··· The records

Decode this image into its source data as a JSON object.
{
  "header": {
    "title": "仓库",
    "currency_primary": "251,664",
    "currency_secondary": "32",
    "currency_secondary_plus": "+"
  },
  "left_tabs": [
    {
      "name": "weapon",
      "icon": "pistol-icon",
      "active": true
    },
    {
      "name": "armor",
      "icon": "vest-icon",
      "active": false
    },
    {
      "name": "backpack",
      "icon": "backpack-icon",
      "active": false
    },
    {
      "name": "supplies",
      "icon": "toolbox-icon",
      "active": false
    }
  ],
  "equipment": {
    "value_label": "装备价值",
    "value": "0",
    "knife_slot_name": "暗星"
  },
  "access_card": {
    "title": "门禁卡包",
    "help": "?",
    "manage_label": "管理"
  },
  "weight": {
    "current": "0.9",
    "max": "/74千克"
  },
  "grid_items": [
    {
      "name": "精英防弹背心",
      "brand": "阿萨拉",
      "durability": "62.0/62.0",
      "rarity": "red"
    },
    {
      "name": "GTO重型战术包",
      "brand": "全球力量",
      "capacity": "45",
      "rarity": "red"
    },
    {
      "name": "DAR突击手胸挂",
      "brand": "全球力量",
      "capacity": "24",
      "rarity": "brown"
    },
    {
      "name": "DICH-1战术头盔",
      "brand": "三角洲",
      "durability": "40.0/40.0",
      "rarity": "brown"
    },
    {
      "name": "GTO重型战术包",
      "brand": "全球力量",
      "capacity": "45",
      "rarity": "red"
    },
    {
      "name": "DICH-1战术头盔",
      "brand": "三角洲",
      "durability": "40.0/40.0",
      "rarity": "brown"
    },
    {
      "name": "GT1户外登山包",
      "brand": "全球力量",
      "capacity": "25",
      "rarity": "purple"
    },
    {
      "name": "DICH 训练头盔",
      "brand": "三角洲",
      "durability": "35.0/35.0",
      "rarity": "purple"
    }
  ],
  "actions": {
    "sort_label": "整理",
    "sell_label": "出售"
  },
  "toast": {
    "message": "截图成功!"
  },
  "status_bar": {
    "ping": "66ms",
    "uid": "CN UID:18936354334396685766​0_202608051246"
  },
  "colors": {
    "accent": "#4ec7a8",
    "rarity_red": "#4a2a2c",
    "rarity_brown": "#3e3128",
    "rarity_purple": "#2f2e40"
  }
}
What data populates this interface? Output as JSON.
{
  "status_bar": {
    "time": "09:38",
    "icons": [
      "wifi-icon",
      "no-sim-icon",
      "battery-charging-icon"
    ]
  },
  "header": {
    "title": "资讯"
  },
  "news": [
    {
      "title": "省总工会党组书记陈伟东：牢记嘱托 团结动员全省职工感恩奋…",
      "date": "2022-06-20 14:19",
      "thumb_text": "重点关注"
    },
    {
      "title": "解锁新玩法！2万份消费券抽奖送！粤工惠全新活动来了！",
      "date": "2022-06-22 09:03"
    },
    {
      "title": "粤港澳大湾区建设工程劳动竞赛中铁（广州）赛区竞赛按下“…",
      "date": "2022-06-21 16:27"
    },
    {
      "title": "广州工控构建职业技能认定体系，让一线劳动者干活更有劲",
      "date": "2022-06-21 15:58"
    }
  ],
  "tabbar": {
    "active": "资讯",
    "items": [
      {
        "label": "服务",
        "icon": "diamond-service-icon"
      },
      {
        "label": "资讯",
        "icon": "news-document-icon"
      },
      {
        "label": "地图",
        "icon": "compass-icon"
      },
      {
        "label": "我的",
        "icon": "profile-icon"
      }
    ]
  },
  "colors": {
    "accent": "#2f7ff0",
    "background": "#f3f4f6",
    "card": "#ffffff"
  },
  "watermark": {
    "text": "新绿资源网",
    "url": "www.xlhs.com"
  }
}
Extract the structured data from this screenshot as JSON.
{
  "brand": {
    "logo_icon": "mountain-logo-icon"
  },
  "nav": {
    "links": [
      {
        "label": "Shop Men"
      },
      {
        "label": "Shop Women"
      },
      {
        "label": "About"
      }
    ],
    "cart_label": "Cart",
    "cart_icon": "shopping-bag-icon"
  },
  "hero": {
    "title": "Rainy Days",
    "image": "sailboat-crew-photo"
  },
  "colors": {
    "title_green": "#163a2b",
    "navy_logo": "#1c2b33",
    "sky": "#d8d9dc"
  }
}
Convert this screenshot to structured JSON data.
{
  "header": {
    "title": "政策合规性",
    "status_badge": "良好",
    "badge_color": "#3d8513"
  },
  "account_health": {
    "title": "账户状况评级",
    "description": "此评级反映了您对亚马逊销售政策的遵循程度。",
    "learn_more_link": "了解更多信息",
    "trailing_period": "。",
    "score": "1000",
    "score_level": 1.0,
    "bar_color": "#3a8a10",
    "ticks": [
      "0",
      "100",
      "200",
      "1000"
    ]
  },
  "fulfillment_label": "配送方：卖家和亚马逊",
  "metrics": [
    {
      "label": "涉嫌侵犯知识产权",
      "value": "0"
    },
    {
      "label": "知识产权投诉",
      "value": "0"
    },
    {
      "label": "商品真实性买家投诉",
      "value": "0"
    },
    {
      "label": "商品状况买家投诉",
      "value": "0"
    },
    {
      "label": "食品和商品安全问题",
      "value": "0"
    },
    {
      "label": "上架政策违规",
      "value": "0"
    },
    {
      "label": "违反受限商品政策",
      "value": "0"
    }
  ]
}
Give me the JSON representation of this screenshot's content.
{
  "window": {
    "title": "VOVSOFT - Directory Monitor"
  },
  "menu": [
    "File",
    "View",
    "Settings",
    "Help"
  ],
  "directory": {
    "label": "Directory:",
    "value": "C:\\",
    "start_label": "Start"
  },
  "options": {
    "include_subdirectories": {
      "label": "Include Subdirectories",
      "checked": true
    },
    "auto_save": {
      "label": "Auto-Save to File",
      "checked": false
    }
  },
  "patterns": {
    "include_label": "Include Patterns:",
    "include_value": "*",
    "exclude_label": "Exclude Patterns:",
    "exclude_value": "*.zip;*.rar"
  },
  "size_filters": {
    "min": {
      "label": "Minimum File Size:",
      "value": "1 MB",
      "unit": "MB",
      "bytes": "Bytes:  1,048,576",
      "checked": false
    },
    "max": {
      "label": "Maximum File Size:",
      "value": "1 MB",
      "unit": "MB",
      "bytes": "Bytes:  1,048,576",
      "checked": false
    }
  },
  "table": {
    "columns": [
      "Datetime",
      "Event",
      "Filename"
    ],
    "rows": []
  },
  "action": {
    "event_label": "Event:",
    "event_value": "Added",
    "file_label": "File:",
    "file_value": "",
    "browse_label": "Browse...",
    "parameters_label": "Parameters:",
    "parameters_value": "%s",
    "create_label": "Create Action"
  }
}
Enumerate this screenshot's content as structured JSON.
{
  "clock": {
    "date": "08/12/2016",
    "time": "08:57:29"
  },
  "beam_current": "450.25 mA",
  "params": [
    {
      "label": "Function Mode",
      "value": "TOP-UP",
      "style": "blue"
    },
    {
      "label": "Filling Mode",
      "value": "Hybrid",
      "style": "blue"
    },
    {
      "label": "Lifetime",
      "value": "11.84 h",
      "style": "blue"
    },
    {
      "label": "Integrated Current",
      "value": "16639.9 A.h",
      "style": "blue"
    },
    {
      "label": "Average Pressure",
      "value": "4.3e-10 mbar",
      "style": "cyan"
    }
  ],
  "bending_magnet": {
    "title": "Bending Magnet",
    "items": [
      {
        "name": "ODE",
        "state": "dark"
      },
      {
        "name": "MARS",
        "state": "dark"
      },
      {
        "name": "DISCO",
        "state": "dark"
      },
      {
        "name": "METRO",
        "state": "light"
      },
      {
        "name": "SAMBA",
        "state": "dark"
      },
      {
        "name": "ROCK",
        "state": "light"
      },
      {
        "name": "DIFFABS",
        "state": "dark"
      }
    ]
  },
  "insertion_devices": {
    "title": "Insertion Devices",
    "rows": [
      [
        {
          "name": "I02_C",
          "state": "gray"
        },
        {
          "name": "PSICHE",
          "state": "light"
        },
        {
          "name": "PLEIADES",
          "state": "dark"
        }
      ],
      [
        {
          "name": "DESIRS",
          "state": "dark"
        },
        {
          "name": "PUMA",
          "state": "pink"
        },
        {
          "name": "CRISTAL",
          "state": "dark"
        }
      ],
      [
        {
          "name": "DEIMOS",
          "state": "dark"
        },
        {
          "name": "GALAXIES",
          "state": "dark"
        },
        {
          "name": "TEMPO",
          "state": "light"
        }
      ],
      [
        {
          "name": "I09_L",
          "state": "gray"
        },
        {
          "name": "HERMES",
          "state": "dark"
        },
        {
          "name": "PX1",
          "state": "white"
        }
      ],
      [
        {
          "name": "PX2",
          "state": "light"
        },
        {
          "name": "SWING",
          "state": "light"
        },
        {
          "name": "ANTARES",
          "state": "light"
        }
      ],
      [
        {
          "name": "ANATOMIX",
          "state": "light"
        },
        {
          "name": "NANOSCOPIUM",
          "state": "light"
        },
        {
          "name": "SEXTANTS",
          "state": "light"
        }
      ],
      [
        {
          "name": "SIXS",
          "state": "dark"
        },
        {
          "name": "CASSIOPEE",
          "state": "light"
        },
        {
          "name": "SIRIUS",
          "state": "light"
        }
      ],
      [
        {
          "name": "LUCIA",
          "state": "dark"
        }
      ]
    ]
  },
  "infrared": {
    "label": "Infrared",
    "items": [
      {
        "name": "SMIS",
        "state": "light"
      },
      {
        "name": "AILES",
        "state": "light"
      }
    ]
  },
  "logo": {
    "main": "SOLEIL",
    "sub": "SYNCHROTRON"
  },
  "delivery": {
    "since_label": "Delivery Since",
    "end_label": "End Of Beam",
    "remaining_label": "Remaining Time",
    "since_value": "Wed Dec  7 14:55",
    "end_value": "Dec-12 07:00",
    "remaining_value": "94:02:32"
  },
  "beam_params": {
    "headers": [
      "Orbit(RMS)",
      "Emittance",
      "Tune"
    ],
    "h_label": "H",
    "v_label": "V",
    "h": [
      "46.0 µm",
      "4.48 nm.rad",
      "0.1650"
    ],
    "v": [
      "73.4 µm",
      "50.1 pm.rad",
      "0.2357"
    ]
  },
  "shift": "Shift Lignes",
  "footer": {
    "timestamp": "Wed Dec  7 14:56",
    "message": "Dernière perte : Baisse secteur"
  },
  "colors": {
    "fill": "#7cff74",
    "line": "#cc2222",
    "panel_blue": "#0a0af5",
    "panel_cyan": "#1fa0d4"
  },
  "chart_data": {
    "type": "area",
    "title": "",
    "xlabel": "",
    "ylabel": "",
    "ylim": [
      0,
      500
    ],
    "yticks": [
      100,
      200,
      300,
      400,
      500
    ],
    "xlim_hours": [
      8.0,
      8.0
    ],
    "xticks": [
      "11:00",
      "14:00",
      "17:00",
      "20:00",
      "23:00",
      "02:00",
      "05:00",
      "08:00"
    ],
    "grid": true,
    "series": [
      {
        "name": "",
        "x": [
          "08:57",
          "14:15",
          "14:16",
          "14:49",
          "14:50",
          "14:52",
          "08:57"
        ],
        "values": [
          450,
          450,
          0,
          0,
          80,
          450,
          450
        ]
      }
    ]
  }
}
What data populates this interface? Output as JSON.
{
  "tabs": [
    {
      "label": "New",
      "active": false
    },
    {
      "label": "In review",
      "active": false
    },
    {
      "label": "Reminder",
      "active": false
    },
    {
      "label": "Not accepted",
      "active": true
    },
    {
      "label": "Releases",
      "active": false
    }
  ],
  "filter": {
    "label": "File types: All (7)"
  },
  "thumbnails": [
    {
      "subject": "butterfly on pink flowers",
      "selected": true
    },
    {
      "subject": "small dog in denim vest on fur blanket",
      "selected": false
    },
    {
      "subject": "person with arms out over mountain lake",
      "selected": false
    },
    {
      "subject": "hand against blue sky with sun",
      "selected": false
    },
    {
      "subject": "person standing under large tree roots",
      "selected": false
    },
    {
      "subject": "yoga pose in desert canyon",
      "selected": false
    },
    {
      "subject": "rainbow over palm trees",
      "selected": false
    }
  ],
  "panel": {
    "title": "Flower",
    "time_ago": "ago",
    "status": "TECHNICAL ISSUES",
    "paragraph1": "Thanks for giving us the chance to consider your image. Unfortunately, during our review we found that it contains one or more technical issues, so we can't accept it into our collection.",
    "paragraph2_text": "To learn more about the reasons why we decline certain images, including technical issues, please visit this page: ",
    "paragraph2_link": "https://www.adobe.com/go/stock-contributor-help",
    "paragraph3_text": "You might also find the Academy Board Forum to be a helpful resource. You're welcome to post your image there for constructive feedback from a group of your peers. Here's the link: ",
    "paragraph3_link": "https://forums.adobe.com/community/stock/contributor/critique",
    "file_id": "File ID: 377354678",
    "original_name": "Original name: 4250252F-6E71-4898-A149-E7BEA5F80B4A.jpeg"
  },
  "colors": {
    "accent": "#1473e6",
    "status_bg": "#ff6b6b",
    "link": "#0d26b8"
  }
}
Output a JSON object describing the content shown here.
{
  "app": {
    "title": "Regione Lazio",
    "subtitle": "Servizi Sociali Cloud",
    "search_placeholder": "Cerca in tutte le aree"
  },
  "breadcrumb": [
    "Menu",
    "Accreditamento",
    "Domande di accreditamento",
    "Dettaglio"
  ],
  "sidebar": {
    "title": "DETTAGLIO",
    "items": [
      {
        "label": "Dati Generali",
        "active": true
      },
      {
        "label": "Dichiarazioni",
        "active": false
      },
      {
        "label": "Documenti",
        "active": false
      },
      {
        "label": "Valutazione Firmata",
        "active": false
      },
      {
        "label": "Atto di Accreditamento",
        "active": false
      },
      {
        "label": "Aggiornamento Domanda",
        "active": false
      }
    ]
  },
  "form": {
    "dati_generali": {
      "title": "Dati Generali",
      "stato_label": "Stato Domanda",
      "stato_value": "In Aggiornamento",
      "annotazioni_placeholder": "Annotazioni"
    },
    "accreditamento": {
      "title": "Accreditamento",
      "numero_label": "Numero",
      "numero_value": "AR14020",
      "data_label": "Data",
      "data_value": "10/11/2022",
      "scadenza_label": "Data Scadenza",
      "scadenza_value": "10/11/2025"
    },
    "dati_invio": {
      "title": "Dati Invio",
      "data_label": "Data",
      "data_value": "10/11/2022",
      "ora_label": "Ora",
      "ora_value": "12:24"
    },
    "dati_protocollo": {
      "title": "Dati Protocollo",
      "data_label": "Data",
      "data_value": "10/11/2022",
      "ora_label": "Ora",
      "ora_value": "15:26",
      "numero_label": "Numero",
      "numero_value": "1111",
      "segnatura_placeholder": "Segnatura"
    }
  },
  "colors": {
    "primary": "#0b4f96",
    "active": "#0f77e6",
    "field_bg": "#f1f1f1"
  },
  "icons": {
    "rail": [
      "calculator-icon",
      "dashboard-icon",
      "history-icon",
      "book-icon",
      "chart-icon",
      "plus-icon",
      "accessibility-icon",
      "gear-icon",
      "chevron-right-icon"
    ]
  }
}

······

• _Stated goal_
Of the lines in the material, how many hold the word "capacity"? Reply with the number only.

• _Solution_
4